- _SET EXERCISE_
Can the data below be set down again exactly, line for line?

- _DATASET ENTRIES_
◇ ◇ ◇ ◇ ◇
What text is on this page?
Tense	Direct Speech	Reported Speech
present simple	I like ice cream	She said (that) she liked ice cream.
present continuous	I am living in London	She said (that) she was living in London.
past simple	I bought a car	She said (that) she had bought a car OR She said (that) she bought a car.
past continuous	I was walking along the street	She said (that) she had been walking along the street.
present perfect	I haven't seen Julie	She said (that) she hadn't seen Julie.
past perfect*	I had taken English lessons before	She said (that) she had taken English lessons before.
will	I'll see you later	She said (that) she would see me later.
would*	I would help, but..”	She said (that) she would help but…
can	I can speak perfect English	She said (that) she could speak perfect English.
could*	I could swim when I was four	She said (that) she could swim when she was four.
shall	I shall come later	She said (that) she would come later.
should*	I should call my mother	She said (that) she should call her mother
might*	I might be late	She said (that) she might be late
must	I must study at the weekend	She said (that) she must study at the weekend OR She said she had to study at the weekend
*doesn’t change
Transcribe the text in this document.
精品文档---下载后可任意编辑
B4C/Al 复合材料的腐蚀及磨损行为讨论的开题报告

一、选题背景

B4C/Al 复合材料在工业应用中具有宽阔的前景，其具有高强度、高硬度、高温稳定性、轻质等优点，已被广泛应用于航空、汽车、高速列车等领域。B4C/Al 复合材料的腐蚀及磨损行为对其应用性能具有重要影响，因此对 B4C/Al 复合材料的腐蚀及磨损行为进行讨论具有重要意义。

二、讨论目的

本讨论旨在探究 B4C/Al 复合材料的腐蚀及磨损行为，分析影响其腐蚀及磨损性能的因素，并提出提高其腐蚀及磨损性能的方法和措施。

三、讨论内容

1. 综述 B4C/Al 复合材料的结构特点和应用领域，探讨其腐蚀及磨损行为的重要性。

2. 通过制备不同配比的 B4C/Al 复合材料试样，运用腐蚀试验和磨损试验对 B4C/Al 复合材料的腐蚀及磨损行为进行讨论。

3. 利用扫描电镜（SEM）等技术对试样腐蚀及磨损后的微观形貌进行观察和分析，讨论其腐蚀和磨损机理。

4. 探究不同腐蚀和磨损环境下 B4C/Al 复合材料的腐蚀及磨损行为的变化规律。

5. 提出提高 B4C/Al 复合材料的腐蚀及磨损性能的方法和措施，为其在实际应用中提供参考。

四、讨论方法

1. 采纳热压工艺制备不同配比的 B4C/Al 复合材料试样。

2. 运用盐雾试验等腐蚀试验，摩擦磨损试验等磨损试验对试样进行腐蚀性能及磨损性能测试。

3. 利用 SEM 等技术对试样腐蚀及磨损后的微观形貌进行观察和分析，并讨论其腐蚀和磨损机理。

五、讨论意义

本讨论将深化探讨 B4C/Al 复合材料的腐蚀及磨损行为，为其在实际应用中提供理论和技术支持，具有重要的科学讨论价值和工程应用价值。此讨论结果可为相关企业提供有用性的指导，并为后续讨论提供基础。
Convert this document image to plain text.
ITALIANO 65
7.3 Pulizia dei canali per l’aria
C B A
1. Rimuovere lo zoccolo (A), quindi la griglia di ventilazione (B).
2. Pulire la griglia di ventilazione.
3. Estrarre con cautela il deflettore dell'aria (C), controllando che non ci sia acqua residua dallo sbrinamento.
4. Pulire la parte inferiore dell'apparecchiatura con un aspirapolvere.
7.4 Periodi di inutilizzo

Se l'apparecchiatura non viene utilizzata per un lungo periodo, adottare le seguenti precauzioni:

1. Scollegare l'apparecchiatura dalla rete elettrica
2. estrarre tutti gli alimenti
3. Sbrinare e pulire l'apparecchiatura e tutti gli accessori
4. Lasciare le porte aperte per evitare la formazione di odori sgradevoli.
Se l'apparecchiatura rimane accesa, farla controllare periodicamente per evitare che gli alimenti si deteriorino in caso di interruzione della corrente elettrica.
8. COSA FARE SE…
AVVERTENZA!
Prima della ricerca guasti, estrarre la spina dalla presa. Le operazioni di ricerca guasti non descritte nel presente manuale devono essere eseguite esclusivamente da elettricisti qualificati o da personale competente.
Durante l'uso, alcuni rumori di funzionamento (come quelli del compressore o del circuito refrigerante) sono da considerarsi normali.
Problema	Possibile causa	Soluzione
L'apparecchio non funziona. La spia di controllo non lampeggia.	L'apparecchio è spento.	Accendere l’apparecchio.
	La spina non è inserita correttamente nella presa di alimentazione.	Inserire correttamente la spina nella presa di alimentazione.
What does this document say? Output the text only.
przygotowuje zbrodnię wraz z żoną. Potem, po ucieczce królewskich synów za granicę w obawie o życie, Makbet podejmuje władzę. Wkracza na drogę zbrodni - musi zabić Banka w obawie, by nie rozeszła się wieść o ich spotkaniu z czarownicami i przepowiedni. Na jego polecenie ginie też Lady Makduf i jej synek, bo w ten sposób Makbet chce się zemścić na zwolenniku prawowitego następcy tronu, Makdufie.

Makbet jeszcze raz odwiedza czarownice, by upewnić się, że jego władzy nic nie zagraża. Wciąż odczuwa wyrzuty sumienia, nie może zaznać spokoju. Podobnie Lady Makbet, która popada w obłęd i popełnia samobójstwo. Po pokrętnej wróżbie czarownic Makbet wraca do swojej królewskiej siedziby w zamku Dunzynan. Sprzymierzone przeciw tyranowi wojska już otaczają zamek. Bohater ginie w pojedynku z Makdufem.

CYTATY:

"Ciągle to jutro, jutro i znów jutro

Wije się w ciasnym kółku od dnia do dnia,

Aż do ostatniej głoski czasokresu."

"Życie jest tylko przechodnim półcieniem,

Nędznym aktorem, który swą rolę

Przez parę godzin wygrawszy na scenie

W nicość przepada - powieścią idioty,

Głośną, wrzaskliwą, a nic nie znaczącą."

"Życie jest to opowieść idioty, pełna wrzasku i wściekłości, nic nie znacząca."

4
◇ ◇ ◇ ◇ ◇
- _THE OUTPUT_
What text is on this page?
Tense	Direct Speech	Reported Speech
present simple	I like ice cream	She said (that) she liked ice cream.
present continuous	I am living in London	She said (that) she was living in London.
past simple	I bought a car	She said (that) she had bought a car OR She said (that) she bought a car.
past continuous	I was walking along the street	She said (that) she had been walking along the street.
present perfect	I haven't seen Julie	She said (that) she hadn't seen Julie.
past perfect*	I had taken English lessons before	She said (that) she had taken English lessons before.
will	I'll see you later	She said (that) she would see me later.
would*	I would help, but..”	She said (that) she would help but…
can	I can speak perfect English	She said (that) she could speak perfect English.
could*	I could swim when I was four	She said (that) she could swim when she was four.
shall	I shall come later	She said (that) she would come later.
should*	I should call my mother	She said (that) she should call her mother
might*	I might be late	She said (that) she might be late
must	I must study at the weekend	She said (that) she must study at the weekend OR She said she had to study at the weekend
*doesn’t change
Transcribe the text in this document.
精品文档---下载后可任意编辑
B4C/Al 复合材料的腐蚀及磨损行为讨论的开题报告

一、选题背景

B4C/Al 复合材料在工业应用中具有宽阔的前景，其具有高强度、高硬度、高温稳定性、轻质等优点，已被广泛应用于航空、汽车、高速列车等领域。B4C/Al 复合材料的腐蚀及磨损行为对其应用性能具有重要影响，因此对 B4C/Al 复合材料的腐蚀及磨损行为进行讨论具有重要意义。

二、讨论目的

本讨论旨在探究 B4C/Al 复合材料的腐蚀及磨损行为，分析影响其腐蚀及磨损性能的因素，并提出提高其腐蚀及磨损性能的方法和措施。

三、讨论内容

1. 综述 B4C/Al 复合材料的结构特点和应用领域，探讨其腐蚀及磨损行为的重要性。

2. 通过制备不同配比的 B4C/Al 复合材料试样，运用腐蚀试验和磨损试验对 B4C/Al 复合材料的腐蚀及磨损行为进行讨论。

3. 利用扫描电镜（SEM）等技术对试样腐蚀及磨损后的微观形貌进行观察和分析，讨论其腐蚀和磨损机理。

4. 探究不同腐蚀和磨损环境下 B4C/Al 复合材料的腐蚀及磨损行为的变化规律。

5. 提出提高 B4C/Al 复合材料的腐蚀及磨损性能的方法和措施，为其在实际应用中提供参考。

四、讨论方法

1. 采纳热压工艺制备不同配比的 B4C/Al 复合材料试样。

2. 运用盐雾试验等腐蚀试验，摩擦磨损试验等磨损试验对试样进行腐蚀性能及磨损性能测试。

3. 利用 SEM 等技术对试样腐蚀及磨损后的微观形貌进行观察和分析，并讨论其腐蚀和磨损机理。

五、讨论意义

本讨论将深化探讨 B4C/Al 复合材料的腐蚀及磨损行为，为其在实际应用中提供理论和技术支持，具有重要的科学讨论价值和工程应用价值。此讨论结果可为相关企业提供有用性的指导，并为后续讨论提供基础。
Convert this document image to plain text.
ITALIANO 65
7.3 Pulizia dei canali per l’aria
C B A
1. Rimuovere lo zoccolo (A), quindi la griglia di ventilazione (B).
2. Pulire la griglia di ventilazione.
3. Estrarre con cautela il deflettore dell'aria (C), controllando che non ci sia acqua residua dallo sbrinamento.
4. Pulire la parte inferiore dell'apparecchiatura con un aspirapolvere.
7.4 Periodi di inutilizzo

Se l'apparecchiatura non viene utilizzata per un lungo periodo, adottare le seguenti precauzioni:

1. Scollegare l'apparecchiatura dalla rete elettrica
2. estrarre tutti gli alimenti
3. Sbrinare e pulire l'apparecchiatura e tutti gli accessori
4. Lasciare le porte aperte per evitare la formazione di odori sgradevoli.
Se l'apparecchiatura rimane accesa, farla controllare periodicamente per evitare che gli alimenti si deteriorino in caso di interruzione della corrente elettrica.
8. COSA FARE SE…
AVVERTENZA!
Prima della ricerca guasti, estrarre la spina dalla presa. Le operazioni di ricerca guasti non descritte nel presente manuale devono essere eseguite esclusivamente da elettricisti qualificati o da personale competente.
Durante l'uso, alcuni rumori di funzionamento (come quelli del compressore o del circuito refrigerante) sono da considerarsi normali.
Problema	Possibile causa	Soluzione
L'apparecchio non funziona. La spia di controllo non lampeggia.	L'apparecchio è spento.	Accendere l’apparecchio.
	La spina non è inserita correttamente nella presa di alimentazione.	Inserire correttamente la spina nella presa di alimentazione.
What does this document say? Output the text only.
przygotowuje zbrodnię wraz z żoną. Potem, po ucieczce królewskich synów za granicę w obawie o życie, Makbet podejmuje władzę. Wkracza na drogę zbrodni - musi zabić Banka w obawie, by nie rozeszła się wieść o ich spotkaniu z czarownicami i przepowiedni. Na jego polecenie ginie też Lady Makduf i jej synek, bo w ten sposób Makbet chce się zemścić na zwolenniku prawowitego następcy tronu, Makdufie.

Makbet jeszcze raz odwiedza czarownice, by upewnić się, że jego władzy nic nie zagraża. Wciąż odczuwa wyrzuty sumienia, nie może zaznać spokoju. Podobnie Lady Makbet, która popada w obłęd i popełnia samobójstwo. Po pokrętnej wróżbie czarownic Makbet wraca do swojej królewskiej siedziby w zamku Dunzynan. Sprzymierzone przeciw tyranowi wojska już otaczają zamek. Bohater ginie w pojedynku z Makdufem.

CYTATY:

"Ciągle to jutro, jutro i znów jutro

Wije się w ciasnym kółku od dnia do dnia,

Aż do ostatniej głoski czasokresu."

"Życie jest tylko przechodnim półcieniem,

Nędznym aktorem, który swą rolę

Przez parę godzin wygrawszy na scenie

W nicość przepada - powieścią idioty,

Głośną, wrzaskliwą, a nic nie znaczącą."

"Życie jest to opowieść idioty, pełna wrzasku i wściekłości, nic nie znacząca."

4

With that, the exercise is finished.